◆ Directions for this task
Select and copy out every line in the records containing "text".

◆ Input data
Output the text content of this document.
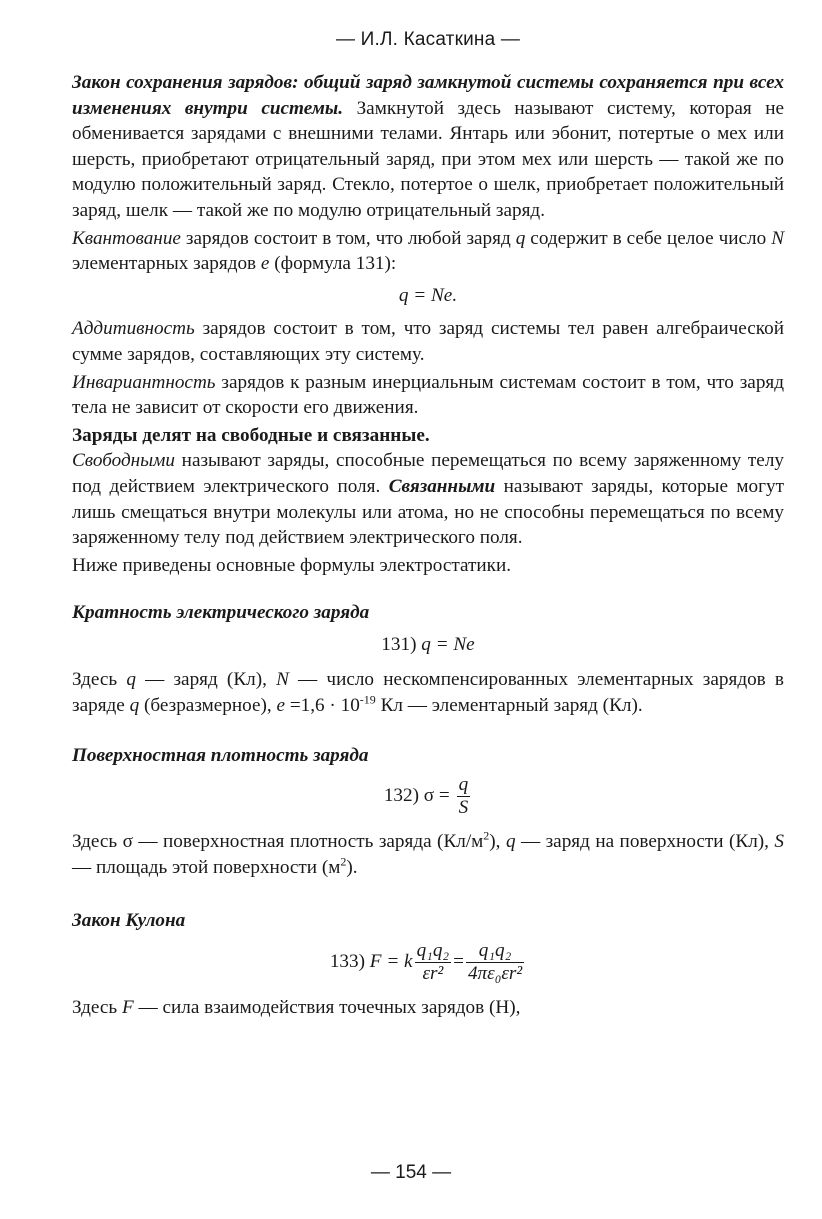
— И.Л. Касаткина —

Закон сохранения зарядов: общий заряд замкнутой системы сохраняется при всех изменениях внутри системы. Замкнутой здесь называют систему, которая не обменивается зарядами с внешними телами. Янтарь или эбонит, потертые о мех или шерсть, приобретают отрицательный заряд, при этом мех или шерсть — такой же по модулю положительный заряд. Стекло, потертое о шелк, приобретает положительный заряд, шелк — такой же по модулю отрицательный заряд.

Квантование зарядов состоит в том, что любой заряд q содержит в себе целое число N элементарных зарядов e (формула 131):

q = Ne.

Аддитивность зарядов состоит в том, что заряд системы тел равен алгебраической сумме зарядов, составляющих эту систему.

Инвариантность зарядов к разным инерциальным системам состоит в том, что заряд тела не зависит от скорости его движения.

Заряды делят на свободные и связанные.

Свободными называют заряды, способные перемещаться по всему заряженному телу под действием электрического поля. Связанными называют заряды, которые могут лишь смещаться внутри молекулы или атома, но не способны перемещаться по всему заряженному телу под действием электрического поля.

Ниже приведены основные формулы электростатики.

Кратность электрического заряда
131) q = Ne

Здесь q — заряд (Кл), N — число нескомпенсированных элементарных зарядов в заряде q (безразмерное), $e =1,6 \cdot 10^{-19}$ Кл — элементарный заряд (Кл).

Поверхностная плотность заряда
132) $\sigma = \frac{q}{S}$

Здесь σ — поверхностная плотность заряда $(Кл/м^2)$, q — заряд на поверхности (Кл), S — площадь этой поверхности $(м^2)$.

Закон Кулона
133) F = k $\frac{\text{q₁q₂}}{\text{εr²}} = \frac{\text{q₁q₂}}{\text{4πε₀εr²}}$

Здесь F — сила взаимодействия точечных зарядов (Н),

— 154 —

◆ Result for this exercise
Output the text content of this document.
133) F = k $\frac{\text{q₁q₂}}{\text{εr²}} = \frac{\text{q₁q₂}}{\text{4πε₀εr²}}$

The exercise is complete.